*REQUIRED WORK*.
Restate the data exactly as given and keep the pictures out.

*DATA RECORDS*.
———

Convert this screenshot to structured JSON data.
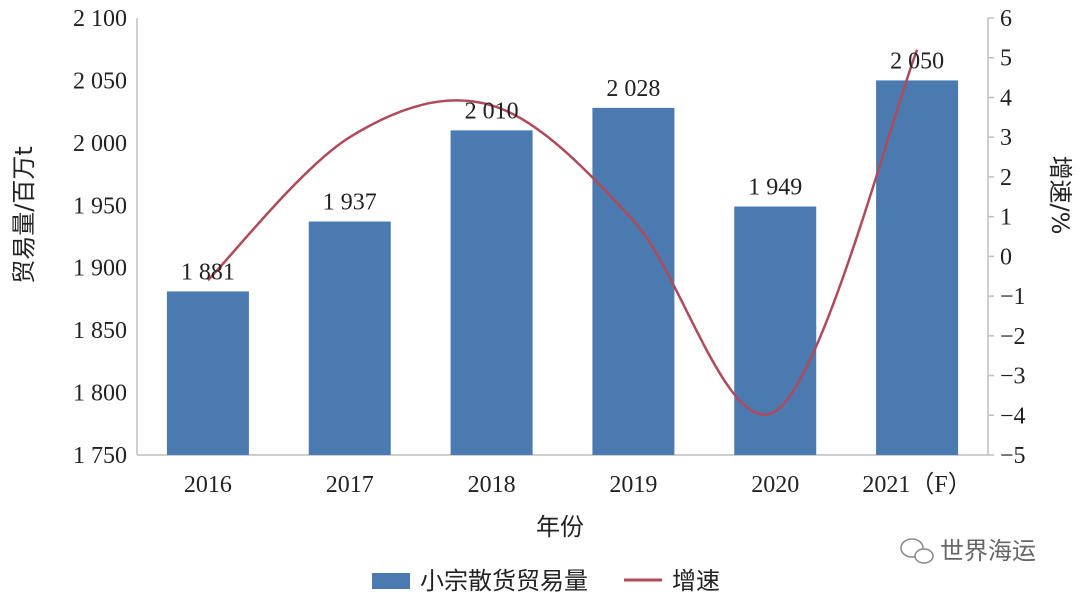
{
  "chart_data": {
    "type": "bar+line",
    "title": "",
    "categories": [
      "2016",
      "2017",
      "2018",
      "2019",
      "2020",
      "2021（F）"
    ],
    "series": [
      {
        "name": "小宗散货贸易量",
        "type": "bar",
        "axis": "left",
        "color": "#4a7ab0",
        "values": [
          1881,
          1937,
          2010,
          2028,
          1949,
          2050
        ],
        "labels": [
          "1 881",
          "1 937",
          "2 010",
          "2 028",
          "1 949",
          "2 050"
        ]
      },
      {
        "name": "增速",
        "type": "line",
        "axis": "right",
        "color": "#b04a5a",
        "values": [
          -0.6,
          3.0,
          3.8,
          0.9,
          -3.9,
          5.2
        ]
      }
    ],
    "xlabel": "年份",
    "ylabel": "贸易量/百万t",
    "y2label": "增速/%",
    "ylim": [
      1750,
      2100
    ],
    "y2lim": [
      -5,
      6
    ],
    "yticks": [
      "1 750",
      "1 800",
      "1 850",
      "1 900",
      "1 950",
      "2 000",
      "2 050",
      "2 100"
    ],
    "y2ticks": [
      "−5",
      "−4",
      "−3",
      "−2",
      "−1",
      "0",
      "1",
      "2",
      "3",
      "4",
      "5",
      "6"
    ],
    "grid": false,
    "legend_position": "bottom"
  },
  "legend": {
    "bar_label": "小宗散货贸易量",
    "line_label": "增速"
  },
  "watermark": {
    "text": "世界海运"
  }
}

———

*EXERCISE RESULT*.
Convert this screenshot to structured JSON data.
{
  "chart_data": {
    "type": "bar+line",
    "title": "",
    "categories": [
      "2016",
      "2017",
      "2018",
      "2019",
      "2020",
      "2021（F）"
    ],
    "series": [
      {
        "name": "小宗散货贸易量",
        "type": "bar",
        "axis": "left",
        "color": "#4a7ab0",
        "values": [
          1881,
          1937,
          2010,
          2028,
          1949,
          2050
        ],
        "labels": [
          "1 881",
          "1 937",
          "2 010",
          "2 028",
          "1 949",
          "2 050"
        ]
      },
      {
        "name": "增速",
        "type": "line",
        "axis": "right",
        "color": "#b04a5a",
        "values": [
          -0.6,
          3.0,
          3.8,
          0.9,
          -3.9,
          5.2
        ]
      }
    ],
    "xlabel": "年份",
    "ylabel": "贸易量/百万t",
    "y2label": "增速/%",
    "ylim": [
      1750,
      2100
    ],
    "y2lim": [
      -5,
      6
    ],
    "yticks": [
      "1 750",
      "1 800",
      "1 850",
      "1 900",
      "1 950",
      "2 000",
      "2 050",
      "2 100"
    ],
    "y2ticks": [
      "−5",
      "−4",
      "−3",
      "−2",
      "−1",
      "0",
      "1",
      "2",
      "3",
      "4",
      "5",
      "6"
    ],
    "grid": false,
    "legend_position": "bottom"
  },
  "legend": {
    "bar_label": "小宗散货贸易量",
    "line_label": "增速"
  },
  "watermark": {
    "text": "世界海运"
  }
}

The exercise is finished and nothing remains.